=== Supplied records ===

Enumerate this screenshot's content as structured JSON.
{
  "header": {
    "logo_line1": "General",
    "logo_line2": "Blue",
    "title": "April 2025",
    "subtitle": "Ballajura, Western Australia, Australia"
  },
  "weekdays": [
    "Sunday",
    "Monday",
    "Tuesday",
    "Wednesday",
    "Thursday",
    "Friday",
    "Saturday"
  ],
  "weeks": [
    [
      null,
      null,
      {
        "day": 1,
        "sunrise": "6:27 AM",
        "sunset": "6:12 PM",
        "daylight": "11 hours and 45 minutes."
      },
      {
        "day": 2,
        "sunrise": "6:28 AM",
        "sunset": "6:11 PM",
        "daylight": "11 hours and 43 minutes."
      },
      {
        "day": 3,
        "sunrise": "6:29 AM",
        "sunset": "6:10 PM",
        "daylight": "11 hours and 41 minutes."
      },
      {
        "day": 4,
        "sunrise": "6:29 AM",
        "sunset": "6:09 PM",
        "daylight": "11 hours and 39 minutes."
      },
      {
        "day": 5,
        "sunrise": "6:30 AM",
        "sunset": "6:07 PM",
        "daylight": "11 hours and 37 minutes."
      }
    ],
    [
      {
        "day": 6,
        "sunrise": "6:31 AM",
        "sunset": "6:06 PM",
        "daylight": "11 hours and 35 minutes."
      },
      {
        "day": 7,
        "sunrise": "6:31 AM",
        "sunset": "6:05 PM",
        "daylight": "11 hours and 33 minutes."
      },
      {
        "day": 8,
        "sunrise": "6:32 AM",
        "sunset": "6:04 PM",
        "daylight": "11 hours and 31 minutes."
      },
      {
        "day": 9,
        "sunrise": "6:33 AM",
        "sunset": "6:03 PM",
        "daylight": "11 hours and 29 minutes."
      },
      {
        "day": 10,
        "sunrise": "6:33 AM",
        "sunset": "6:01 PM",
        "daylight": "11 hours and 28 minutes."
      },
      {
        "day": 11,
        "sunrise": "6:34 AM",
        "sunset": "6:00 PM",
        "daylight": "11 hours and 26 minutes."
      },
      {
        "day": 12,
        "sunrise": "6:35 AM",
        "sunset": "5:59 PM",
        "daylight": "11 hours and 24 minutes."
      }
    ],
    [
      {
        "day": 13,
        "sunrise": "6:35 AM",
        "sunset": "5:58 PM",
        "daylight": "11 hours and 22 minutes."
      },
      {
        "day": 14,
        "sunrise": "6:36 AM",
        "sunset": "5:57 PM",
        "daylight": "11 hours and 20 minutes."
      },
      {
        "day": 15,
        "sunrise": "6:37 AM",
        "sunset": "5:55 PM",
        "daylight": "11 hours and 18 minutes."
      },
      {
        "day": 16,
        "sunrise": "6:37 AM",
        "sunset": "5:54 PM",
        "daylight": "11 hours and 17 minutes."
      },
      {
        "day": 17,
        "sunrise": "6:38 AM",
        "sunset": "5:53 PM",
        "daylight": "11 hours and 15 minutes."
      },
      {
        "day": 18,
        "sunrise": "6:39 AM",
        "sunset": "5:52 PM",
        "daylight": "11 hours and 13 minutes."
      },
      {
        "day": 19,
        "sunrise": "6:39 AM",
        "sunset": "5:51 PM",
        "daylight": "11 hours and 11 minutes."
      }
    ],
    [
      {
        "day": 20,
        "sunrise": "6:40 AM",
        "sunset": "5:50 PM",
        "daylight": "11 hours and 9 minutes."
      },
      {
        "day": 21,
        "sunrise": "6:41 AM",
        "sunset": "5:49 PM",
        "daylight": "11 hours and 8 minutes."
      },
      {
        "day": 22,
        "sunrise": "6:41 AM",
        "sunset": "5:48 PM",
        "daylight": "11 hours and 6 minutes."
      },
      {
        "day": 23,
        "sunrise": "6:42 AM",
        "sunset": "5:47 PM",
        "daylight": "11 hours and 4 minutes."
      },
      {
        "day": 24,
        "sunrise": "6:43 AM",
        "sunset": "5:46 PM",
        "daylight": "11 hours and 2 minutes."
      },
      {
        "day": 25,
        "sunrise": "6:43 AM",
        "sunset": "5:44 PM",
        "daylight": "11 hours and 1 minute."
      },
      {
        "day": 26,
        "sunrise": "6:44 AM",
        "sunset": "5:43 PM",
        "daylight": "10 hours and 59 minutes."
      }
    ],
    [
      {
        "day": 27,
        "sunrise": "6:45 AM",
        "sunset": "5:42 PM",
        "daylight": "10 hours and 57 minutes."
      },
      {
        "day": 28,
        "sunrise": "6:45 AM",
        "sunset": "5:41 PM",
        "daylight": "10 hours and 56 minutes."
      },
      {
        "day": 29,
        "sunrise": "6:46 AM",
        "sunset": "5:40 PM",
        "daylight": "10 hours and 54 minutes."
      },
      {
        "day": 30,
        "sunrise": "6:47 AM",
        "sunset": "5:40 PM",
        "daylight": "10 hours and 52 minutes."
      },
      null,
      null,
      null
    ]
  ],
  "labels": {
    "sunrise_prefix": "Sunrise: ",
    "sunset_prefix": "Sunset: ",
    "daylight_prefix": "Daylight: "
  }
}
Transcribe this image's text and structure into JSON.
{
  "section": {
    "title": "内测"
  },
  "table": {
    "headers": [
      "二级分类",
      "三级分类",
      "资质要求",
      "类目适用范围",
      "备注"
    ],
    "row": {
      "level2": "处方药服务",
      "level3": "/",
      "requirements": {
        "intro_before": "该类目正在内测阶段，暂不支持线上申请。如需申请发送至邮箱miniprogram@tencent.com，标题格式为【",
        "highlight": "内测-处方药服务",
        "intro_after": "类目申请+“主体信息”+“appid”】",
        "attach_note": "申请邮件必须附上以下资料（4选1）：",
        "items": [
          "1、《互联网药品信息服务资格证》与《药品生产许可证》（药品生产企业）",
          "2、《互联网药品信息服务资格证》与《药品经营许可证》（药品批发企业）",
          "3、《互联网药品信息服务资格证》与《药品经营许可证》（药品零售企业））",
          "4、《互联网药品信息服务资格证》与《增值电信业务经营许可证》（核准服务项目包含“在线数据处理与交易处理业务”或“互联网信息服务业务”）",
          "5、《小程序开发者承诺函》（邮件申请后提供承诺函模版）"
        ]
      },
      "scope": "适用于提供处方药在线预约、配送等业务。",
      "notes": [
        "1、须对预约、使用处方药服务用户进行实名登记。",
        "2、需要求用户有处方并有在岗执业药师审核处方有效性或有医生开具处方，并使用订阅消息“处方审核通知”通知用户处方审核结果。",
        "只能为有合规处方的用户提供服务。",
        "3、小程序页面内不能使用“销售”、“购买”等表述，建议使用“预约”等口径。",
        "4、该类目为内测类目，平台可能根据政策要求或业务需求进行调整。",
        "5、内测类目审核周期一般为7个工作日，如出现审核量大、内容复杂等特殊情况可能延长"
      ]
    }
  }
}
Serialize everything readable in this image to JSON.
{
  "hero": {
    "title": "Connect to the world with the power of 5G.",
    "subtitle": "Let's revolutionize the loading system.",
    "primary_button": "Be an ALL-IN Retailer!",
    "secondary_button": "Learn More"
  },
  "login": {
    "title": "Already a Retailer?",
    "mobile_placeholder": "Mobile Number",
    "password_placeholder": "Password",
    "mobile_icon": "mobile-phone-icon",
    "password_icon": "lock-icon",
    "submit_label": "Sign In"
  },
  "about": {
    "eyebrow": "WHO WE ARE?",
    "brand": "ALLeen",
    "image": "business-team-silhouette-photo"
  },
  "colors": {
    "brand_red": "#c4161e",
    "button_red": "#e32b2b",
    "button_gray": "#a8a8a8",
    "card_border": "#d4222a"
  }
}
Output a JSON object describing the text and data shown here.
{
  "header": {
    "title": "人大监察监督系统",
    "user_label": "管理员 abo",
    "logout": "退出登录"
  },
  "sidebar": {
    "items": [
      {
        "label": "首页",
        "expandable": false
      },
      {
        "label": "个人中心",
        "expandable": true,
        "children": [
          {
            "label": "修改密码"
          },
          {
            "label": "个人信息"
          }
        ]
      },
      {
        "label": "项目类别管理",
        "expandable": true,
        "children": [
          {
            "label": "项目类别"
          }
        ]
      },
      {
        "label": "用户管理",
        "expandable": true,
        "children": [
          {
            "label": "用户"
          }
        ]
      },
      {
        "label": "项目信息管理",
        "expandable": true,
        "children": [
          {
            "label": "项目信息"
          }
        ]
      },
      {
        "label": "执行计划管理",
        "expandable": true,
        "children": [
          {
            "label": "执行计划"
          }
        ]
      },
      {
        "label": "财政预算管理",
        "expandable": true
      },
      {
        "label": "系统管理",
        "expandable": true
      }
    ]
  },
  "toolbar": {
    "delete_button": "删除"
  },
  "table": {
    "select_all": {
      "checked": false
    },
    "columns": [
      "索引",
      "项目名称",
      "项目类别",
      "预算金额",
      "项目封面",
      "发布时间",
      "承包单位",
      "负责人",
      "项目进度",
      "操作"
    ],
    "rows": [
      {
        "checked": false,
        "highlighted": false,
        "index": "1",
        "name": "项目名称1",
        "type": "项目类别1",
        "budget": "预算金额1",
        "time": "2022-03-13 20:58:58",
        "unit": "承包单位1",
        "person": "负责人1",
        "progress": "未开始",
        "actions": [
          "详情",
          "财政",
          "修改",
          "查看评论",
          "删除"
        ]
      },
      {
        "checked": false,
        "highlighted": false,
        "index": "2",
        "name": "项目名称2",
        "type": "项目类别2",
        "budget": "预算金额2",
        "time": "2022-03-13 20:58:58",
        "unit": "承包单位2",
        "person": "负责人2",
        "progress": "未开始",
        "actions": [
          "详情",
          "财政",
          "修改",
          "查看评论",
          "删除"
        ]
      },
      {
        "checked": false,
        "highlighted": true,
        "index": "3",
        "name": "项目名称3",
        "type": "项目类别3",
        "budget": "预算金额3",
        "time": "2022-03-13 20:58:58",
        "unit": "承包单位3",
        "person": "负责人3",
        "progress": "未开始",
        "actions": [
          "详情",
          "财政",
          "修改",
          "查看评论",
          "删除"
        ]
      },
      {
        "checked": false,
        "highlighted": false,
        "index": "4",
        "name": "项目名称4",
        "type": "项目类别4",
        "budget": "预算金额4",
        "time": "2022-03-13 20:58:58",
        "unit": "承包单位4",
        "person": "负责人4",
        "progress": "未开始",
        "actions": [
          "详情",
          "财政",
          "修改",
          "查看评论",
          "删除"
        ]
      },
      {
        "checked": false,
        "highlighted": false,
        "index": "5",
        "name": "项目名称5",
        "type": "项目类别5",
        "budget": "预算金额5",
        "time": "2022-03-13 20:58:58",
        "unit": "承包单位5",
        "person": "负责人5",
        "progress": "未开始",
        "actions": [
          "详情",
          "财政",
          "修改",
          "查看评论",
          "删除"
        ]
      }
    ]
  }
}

===

Collect each line above holding the string "name".

        "name": "项目名称1",
        "name": "项目名称2",
        "name": "项目名称3",
        "name": "项目名称4",
        "name": "项目名称5",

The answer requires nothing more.